DATA SECTION

····················

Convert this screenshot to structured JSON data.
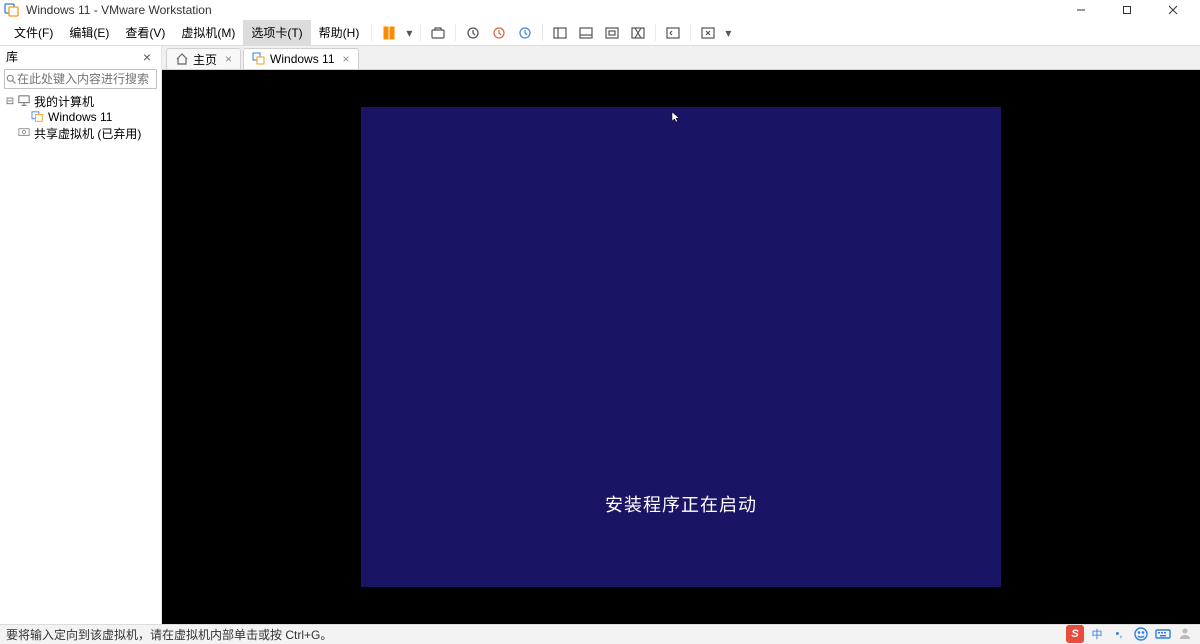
{
  "title": "Windows 11 - VMware Workstation",
  "menu": {
    "file": "文件(F)",
    "edit": "编辑(E)",
    "view": "查看(V)",
    "vm": "虚拟机(M)",
    "tabs": "选项卡(T)",
    "help": "帮助(H)"
  },
  "sidebar": {
    "title": "库",
    "search_placeholder": "在此处键入内容进行搜索",
    "nodes": {
      "root": "我的计算机",
      "vm": "Windows 11",
      "shared": "共享虚拟机 (已弃用)"
    }
  },
  "tabs": {
    "home": "主页",
    "vm": "Windows 11"
  },
  "vm_display": {
    "message": "安装程序正在启动"
  },
  "statusbar": {
    "hint": "要将输入定向到该虚拟机，请在虚拟机内部单击或按 Ctrl+G。"
  },
  "tray": {
    "ime_lang": "中",
    "ime_punct": "•,"
  }
}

····················

WHAT YOU NEED TO DO
Copy the records word for word, leaving no picture in the copy.

FINISHED TASK
Convert this screenshot to structured JSON data.
{
  "title": "Windows 11 - VMware Workstation",
  "menu": {
    "file": "文件(F)",
    "edit": "编辑(E)",
    "view": "查看(V)",
    "vm": "虚拟机(M)",
    "tabs": "选项卡(T)",
    "help": "帮助(H)"
  },
  "sidebar": {
    "title": "库",
    "search_placeholder": "在此处键入内容进行搜索",
    "nodes": {
      "root": "我的计算机",
      "vm": "Windows 11",
      "shared": "共享虚拟机 (已弃用)"
    }
  },
  "tabs": {
    "home": "主页",
    "vm": "Windows 11"
  },
  "vm_display": {
    "message": "安装程序正在启动"
  },
  "statusbar": {
    "hint": "要将输入定向到该虚拟机，请在虚拟机内部单击或按 Ctrl+G。"
  },
  "tray": {
    "ime_lang": "中",
    "ime_punct": "•,"
  }
}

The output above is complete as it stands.